BEGIN Data for the task

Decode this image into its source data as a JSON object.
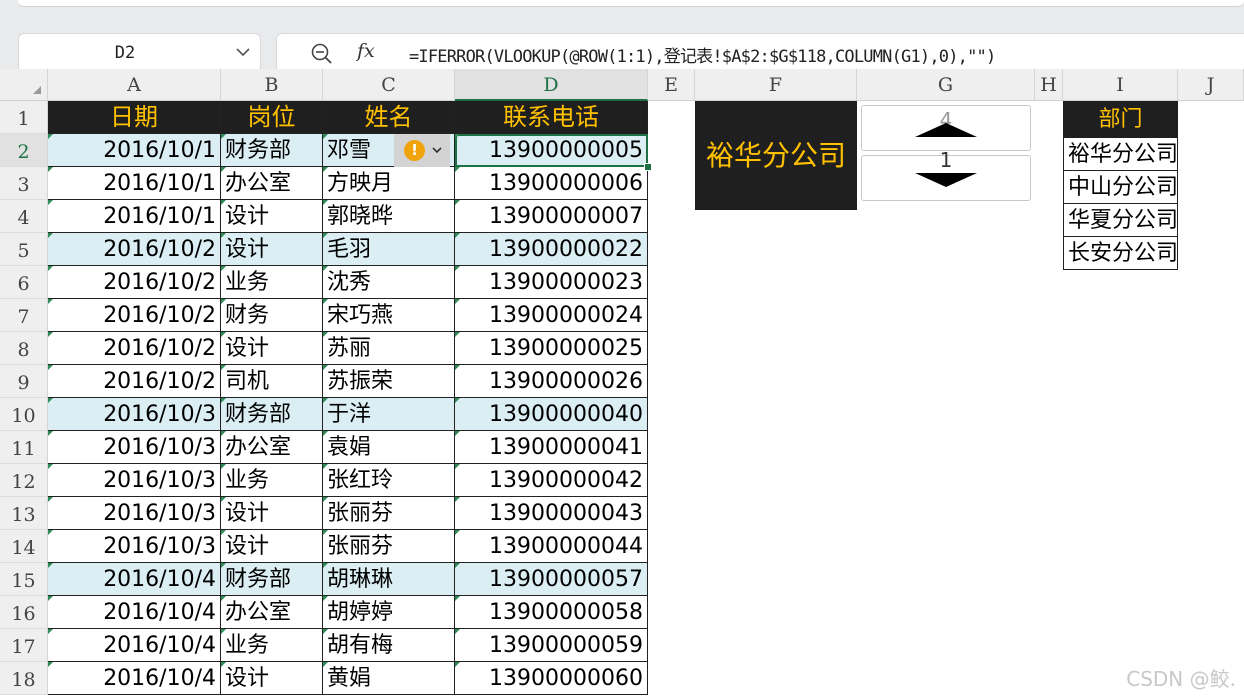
{
  "name_box": {
    "cell_ref": "D2"
  },
  "formula_bar": {
    "fx_label": "fx",
    "formula": "=IFERROR(VLOOKUP(@ROW(1:1),登记表!$A$2:$G$118,COLUMN(G1),0),\"\")"
  },
  "columns": [
    "A",
    "B",
    "C",
    "D",
    "E",
    "F",
    "G",
    "H",
    "I",
    "J"
  ],
  "rows": [
    "1",
    "2",
    "3",
    "4",
    "5",
    "6",
    "7",
    "8",
    "9",
    "10",
    "11",
    "12",
    "13",
    "14",
    "15",
    "16",
    "17",
    "18"
  ],
  "table": {
    "headers": [
      "日期",
      "岗位",
      "姓名",
      "联系电话"
    ],
    "rows": [
      [
        "2016/10/1",
        "财务部",
        "邓雪",
        "13900000005"
      ],
      [
        "2016/10/1",
        "办公室",
        "方映月",
        "13900000006"
      ],
      [
        "2016/10/1",
        "设计",
        "郭晓晔",
        "13900000007"
      ],
      [
        "2016/10/2",
        "设计",
        "毛羽",
        "13900000022"
      ],
      [
        "2016/10/2",
        "业务",
        "沈秀",
        "13900000023"
      ],
      [
        "2016/10/2",
        "财务",
        "宋巧燕",
        "13900000024"
      ],
      [
        "2016/10/2",
        "设计",
        "苏丽",
        "13900000025"
      ],
      [
        "2016/10/2",
        "司机",
        "苏振荣",
        "13900000026"
      ],
      [
        "2016/10/3",
        "财务部",
        "于洋",
        "13900000040"
      ],
      [
        "2016/10/3",
        "办公室",
        "袁娟",
        "13900000041"
      ],
      [
        "2016/10/3",
        "业务",
        "张红玲",
        "13900000042"
      ],
      [
        "2016/10/3",
        "设计",
        "张丽芬",
        "13900000043"
      ],
      [
        "2016/10/3",
        "设计",
        "张丽芬",
        "13900000044"
      ],
      [
        "2016/10/4",
        "财务部",
        "胡琳琳",
        "13900000057"
      ],
      [
        "2016/10/4",
        "办公室",
        "胡婷婷",
        "13900000058"
      ],
      [
        "2016/10/4",
        "业务",
        "胡有梅",
        "13900000059"
      ],
      [
        "2016/10/4",
        "设计",
        "黄娟",
        "13900000060"
      ]
    ],
    "highlighted_rows": [
      0,
      3,
      8,
      13
    ]
  },
  "company_box": {
    "label": "裕华分公司"
  },
  "spinner": {
    "top_value": "4",
    "bottom_value": "1"
  },
  "dept_list": {
    "header": "部门",
    "items": [
      "裕华分公司",
      "中山分公司",
      "华夏分公司",
      "长安分公司"
    ]
  },
  "watermark": "CSDN @鲛.",
  "colors": {
    "header_bg": "#1f1f1f",
    "header_text": "#ffc000",
    "highlight": "#dbeef4",
    "selection": "#1e7145"
  }
}
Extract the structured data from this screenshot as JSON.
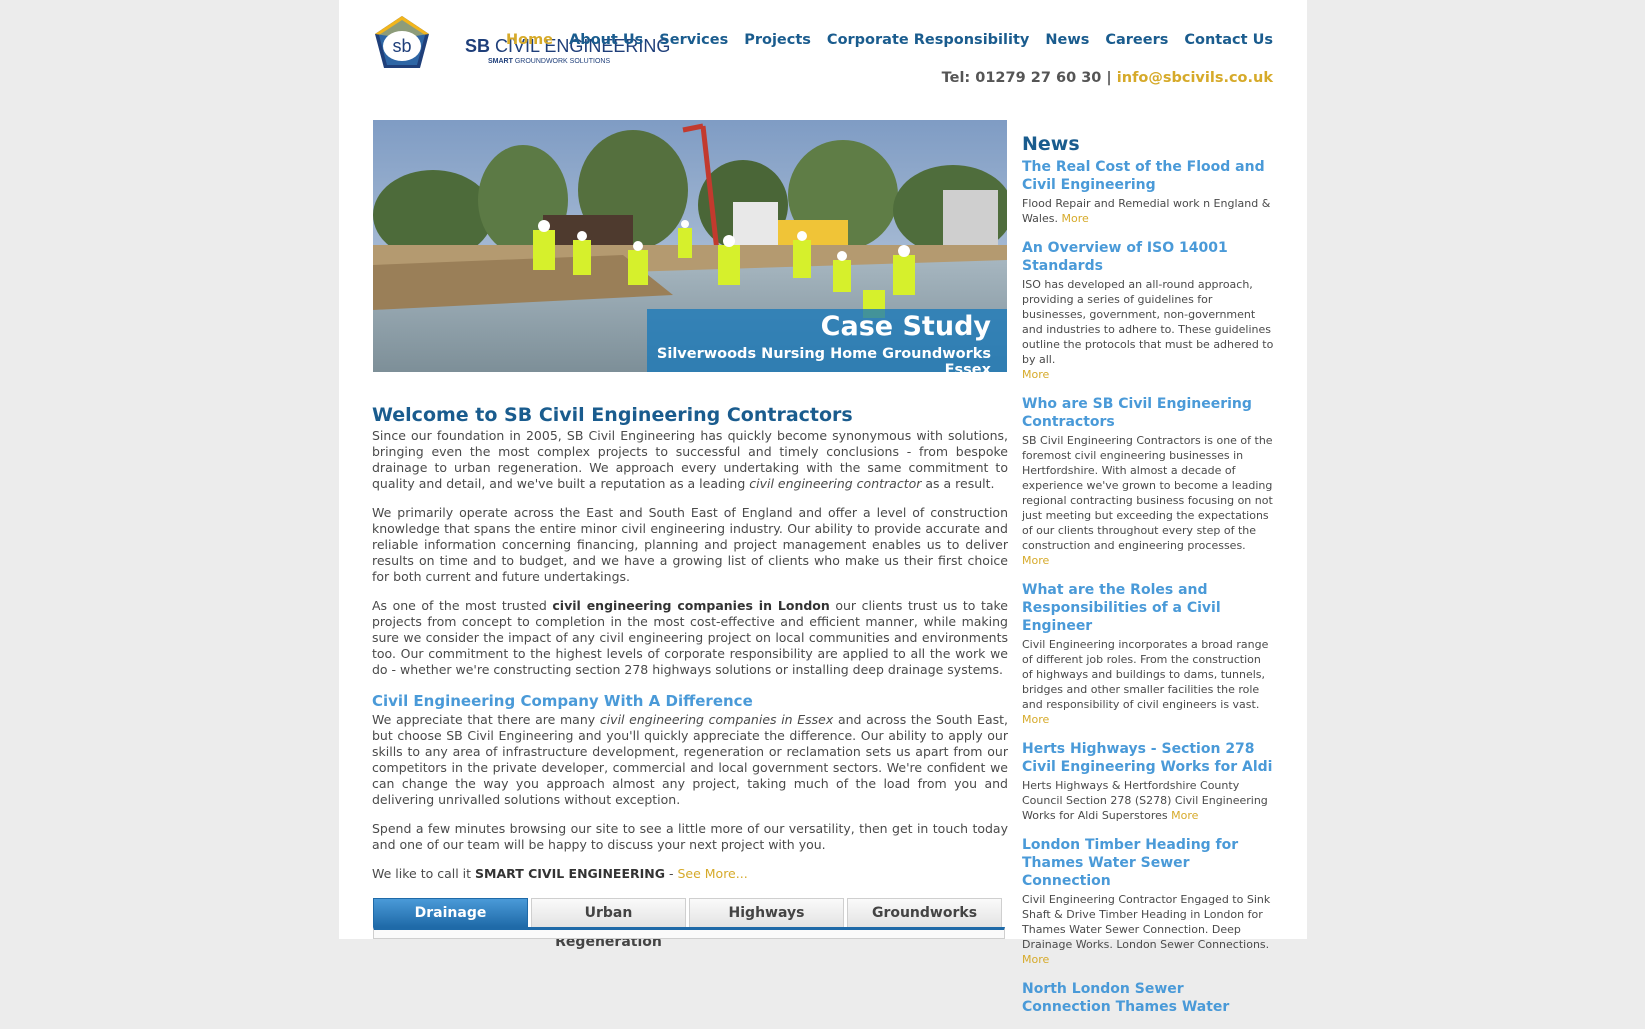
{
  "header": {
    "logo_mark": "sb",
    "logo_title_bold": "SB",
    "logo_title_rest": " CIVIL ENGINEERING",
    "logo_sub_bold": "SMART",
    "logo_sub_rest": " GROUNDWORK SOLUTIONS",
    "nav": [
      "Home",
      "About Us",
      "Services",
      "Projects",
      "Corporate Responsibility",
      "News",
      "Careers",
      "Contact Us"
    ],
    "tel": "Tel: 01279 27 60 30 |",
    "email": "info@sbcivils.co.uk"
  },
  "hero": {
    "title": "Case Study",
    "subtitle": "Silverwoods Nursing Home Groundworks Essex"
  },
  "main": {
    "heading": "Welcome to SB Civil Engineering Contractors",
    "p1_a": "Since our foundation in 2005, SB Civil Engineering has quickly become synonymous with solutions, bringing even the most complex projects to successful and timely conclusions - from bespoke drainage to urban regeneration. We approach every undertaking with the same commitment to quality and detail, and we've built a reputation as a leading ",
    "p1_i": "civil engineering contractor",
    "p1_b": " as a result.",
    "p2": "We primarily operate across the East and South East of England and offer a level of construction knowledge that spans the entire minor civil engineering industry. Our ability to provide accurate and reliable information concerning financing, planning and project management enables us to deliver results on time and to budget, and we have a growing list of clients who make us their first choice for both current and future undertakings.",
    "p3_a": "As one of the most trusted ",
    "p3_b": "civil engineering companies in London",
    "p3_c": " our clients trust us to take projects from concept to completion in the most cost-effective and efficient manner, while making sure we consider the impact of any civil engineering project on local communities and environments too. Our commitment to the highest levels of corporate responsibility are applied to all the work we do - whether we're constructing section 278 highways solutions or installing deep drainage systems.",
    "subheading": "Civil Engineering Company With A Difference",
    "p4_a": "We appreciate that there are many ",
    "p4_i": "civil engineering companies in Essex",
    "p4_b": " and across the South East, but choose SB Civil Engineering and you'll quickly appreciate the difference. Our ability to apply our skills to any area of infrastructure development, regeneration or reclamation sets us apart from our competitors in the private developer, commercial and local government sectors. We're confident we can change the way you approach almost any project, taking much of the load from you and delivering unrivalled solutions without exception.",
    "p5": "Spend a few minutes browsing our site to see a little more of our versatility, then get in touch today and one of our team will be happy to discuss your next project with you.",
    "p6_a": "We like to call it ",
    "p6_b": "SMART CIVIL ENGINEERING",
    "p6_c": " - ",
    "see_more": "See More..."
  },
  "tabs": [
    "Drainage",
    "Urban Regeneration",
    "Highways",
    "Groundworks"
  ],
  "sidebar": {
    "heading": "News",
    "more_label": "More",
    "items": [
      {
        "title": "The Real Cost of the Flood and Civil Engineering",
        "body": "Flood Repair and Remedial work n England & Wales."
      },
      {
        "title": "An Overview of ISO 14001 Standards",
        "body": "ISO has developed an all-round approach, providing a series of guidelines for businesses, government, non-government and industries to adhere to. These guidelines outline the protocols that must be adhered to by all."
      },
      {
        "title": "Who are SB Civil Engineering Contractors",
        "body": "SB Civil Engineering Contractors is one of the foremost civil engineering businesses in Hertfordshire. With almost a decade of experience we've grown to become a leading regional contracting business focusing on not just meeting but exceeding the expectations of our clients throughout every step of the construction and engineering processes."
      },
      {
        "title": "What are the Roles and Responsibilities of a Civil Engineer",
        "body": "Civil Engineering incorporates a broad range of different job roles. From the construction of highways and buildings to dams, tunnels, bridges and other smaller facilities the role and responsibility of civil engineers is vast."
      },
      {
        "title": "Herts Highways - Section 278 Civil Engineering Works for Aldi",
        "body": "Herts Highways & Hertfordshire County Council Section 278 (S278) Civil Engineering Works for Aldi Superstores"
      },
      {
        "title": "London Timber Heading for Thames Water Sewer Connection",
        "body": "Civil Engineering Contractor Engaged to Sink Shaft & Drive Timber Heading in London for Thames Water Sewer Connection. Deep Drainage Works. London Sewer Connections."
      },
      {
        "title": "North London Sewer Connection Thames Water",
        "body": ""
      }
    ]
  }
}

END Data for the task

Write out the listing word for word, omitting the pictures it holds.

Decode this image into its source data as a JSON object.
{
  "name_box": {
    "cell_ref": "D2"
  },
  "formula_bar": {
    "fx_label": "fx",
    "formula": "=IFERROR(VLOOKUP(@ROW(1:1),登记表!$A$2:$G$118,COLUMN(G1),0),\"\")"
  },
  "columns": [
    "A",
    "B",
    "C",
    "D",
    "E",
    "F",
    "G",
    "H",
    "I",
    "J"
  ],
  "rows": [
    "1",
    "2",
    "3",
    "4",
    "5",
    "6",
    "7",
    "8",
    "9",
    "10",
    "11",
    "12",
    "13",
    "14",
    "15",
    "16",
    "17",
    "18"
  ],
  "table": {
    "headers": [
      "日期",
      "岗位",
      "姓名",
      "联系电话"
    ],
    "rows": [
      [
        "2016/10/1",
        "财务部",
        "邓雪",
        "13900000005"
      ],
      [
        "2016/10/1",
        "办公室",
        "方映月",
        "13900000006"
      ],
      [
        "2016/10/1",
        "设计",
        "郭晓晔",
        "13900000007"
      ],
      [
        "2016/10/2",
        "设计",
        "毛羽",
        "13900000022"
      ],
      [
        "2016/10/2",
        "业务",
        "沈秀",
        "13900000023"
      ],
      [
        "2016/10/2",
        "财务",
        "宋巧燕",
        "13900000024"
      ],
      [
        "2016/10/2",
        "设计",
        "苏丽",
        "13900000025"
      ],
      [
        "2016/10/2",
        "司机",
        "苏振荣",
        "13900000026"
      ],
      [
        "2016/10/3",
        "财务部",
        "于洋",
        "13900000040"
      ],
      [
        "2016/10/3",
        "办公室",
        "袁娟",
        "13900000041"
      ],
      [
        "2016/10/3",
        "业务",
        "张红玲",
        "13900000042"
      ],
      [
        "2016/10/3",
        "设计",
        "张丽芬",
        "13900000043"
      ],
      [
        "2016/10/3",
        "设计",
        "张丽芬",
        "13900000044"
      ],
      [
        "2016/10/4",
        "财务部",
        "胡琳琳",
        "13900000057"
      ],
      [
        "2016/10/4",
        "办公室",
        "胡婷婷",
        "13900000058"
      ],
      [
        "2016/10/4",
        "业务",
        "胡有梅",
        "13900000059"
      ],
      [
        "2016/10/4",
        "设计",
        "黄娟",
        "13900000060"
      ]
    ],
    "highlighted_rows": [
      0,
      3,
      8,
      13
    ]
  },
  "company_box": {
    "label": "裕华分公司"
  },
  "spinner": {
    "top_value": "4",
    "bottom_value": "1"
  },
  "dept_list": {
    "header": "部门",
    "items": [
      "裕华分公司",
      "中山分公司",
      "华夏分公司",
      "长安分公司"
    ]
  },
  "watermark": "CSDN @鲛.",
  "colors": {
    "header_bg": "#1f1f1f",
    "header_text": "#ffc000",
    "highlight": "#dbeef4",
    "selection": "#1e7145"
  }
}
Extract the structured data from this screenshot as JSON.
{
  "header": {
    "logo_mark": "sb",
    "logo_title_bold": "SB",
    "logo_title_rest": " CIVIL ENGINEERING",
    "logo_sub_bold": "SMART",
    "logo_sub_rest": " GROUNDWORK SOLUTIONS",
    "nav": [
      "Home",
      "About Us",
      "Services",
      "Projects",
      "Corporate Responsibility",
      "News",
      "Careers",
      "Contact Us"
    ],
    "tel": "Tel: 01279 27 60 30 |",
    "email": "info@sbcivils.co.uk"
  },
  "hero": {
    "title": "Case Study",
    "subtitle": "Silverwoods Nursing Home Groundworks Essex"
  },
  "main": {
    "heading": "Welcome to SB Civil Engineering Contractors",
    "p1_a": "Since our foundation in 2005, SB Civil Engineering has quickly become synonymous with solutions, bringing even the most complex projects to successful and timely conclusions - from bespoke drainage to urban regeneration. We approach every undertaking with the same commitment to quality and detail, and we've built a reputation as a leading ",
    "p1_i": "civil engineering contractor",
    "p1_b": " as a result.",
    "p2": "We primarily operate across the East and South East of England and offer a level of construction knowledge that spans the entire minor civil engineering industry. Our ability to provide accurate and reliable information concerning financing, planning and project management enables us to deliver results on time and to budget, and we have a growing list of clients who make us their first choice for both current and future undertakings.",
    "p3_a": "As one of the most trusted ",
    "p3_b": "civil engineering companies in London",
    "p3_c": " our clients trust us to take projects from concept to completion in the most cost-effective and efficient manner, while making sure we consider the impact of any civil engineering project on local communities and environments too. Our commitment to the highest levels of corporate responsibility are applied to all the work we do - whether we're constructing section 278 highways solutions or installing deep drainage systems.",
    "subheading": "Civil Engineering Company With A Difference",
    "p4_a": "We appreciate that there are many ",
    "p4_i": "civil engineering companies in Essex",
    "p4_b": " and across the South East, but choose SB Civil Engineering and you'll quickly appreciate the difference. Our ability to apply our skills to any area of infrastructure development, regeneration or reclamation sets us apart from our competitors in the private developer, commercial and local government sectors. We're confident we can change the way you approach almost any project, taking much of the load from you and delivering unrivalled solutions without exception.",
    "p5": "Spend a few minutes browsing our site to see a little more of our versatility, then get in touch today and one of our team will be happy to discuss your next project with you.",
    "p6_a": "We like to call it ",
    "p6_b": "SMART CIVIL ENGINEERING",
    "p6_c": " - ",
    "see_more": "See More..."
  },
  "tabs": [
    "Drainage",
    "Urban Regeneration",
    "Highways",
    "Groundworks"
  ],
  "sidebar": {
    "heading": "News",
    "more_label": "More",
    "items": [
      {
        "title": "The Real Cost of the Flood and Civil Engineering",
        "body": "Flood Repair and Remedial work n England & Wales."
      },
      {
        "title": "An Overview of ISO 14001 Standards",
        "body": "ISO has developed an all-round approach, providing a series of guidelines for businesses, government, non-government and industries to adhere to. These guidelines outline the protocols that must be adhered to by all."
      },
      {
        "title": "Who are SB Civil Engineering Contractors",
        "body": "SB Civil Engineering Contractors is one of the foremost civil engineering businesses in Hertfordshire. With almost a decade of experience we've grown to become a leading regional contracting business focusing on not just meeting but exceeding the expectations of our clients throughout every step of the construction and engineering processes."
      },
      {
        "title": "What are the Roles and Responsibilities of a Civil Engineer",
        "body": "Civil Engineering incorporates a broad range of different job roles. From the construction of highways and buildings to dams, tunnels, bridges and other smaller facilities the role and responsibility of civil engineers is vast."
      },
      {
        "title": "Herts Highways - Section 278 Civil Engineering Works for Aldi",
        "body": "Herts Highways & Hertfordshire County Council Section 278 (S278) Civil Engineering Works for Aldi Superstores"
      },
      {
        "title": "London Timber Heading for Thames Water Sewer Connection",
        "body": "Civil Engineering Contractor Engaged to Sink Shaft & Drive Timber Heading in London for Thames Water Sewer Connection. Deep Drainage Works. London Sewer Connections."
      },
      {
        "title": "North London Sewer Connection Thames Water",
        "body": ""
      }
    ]
  }
}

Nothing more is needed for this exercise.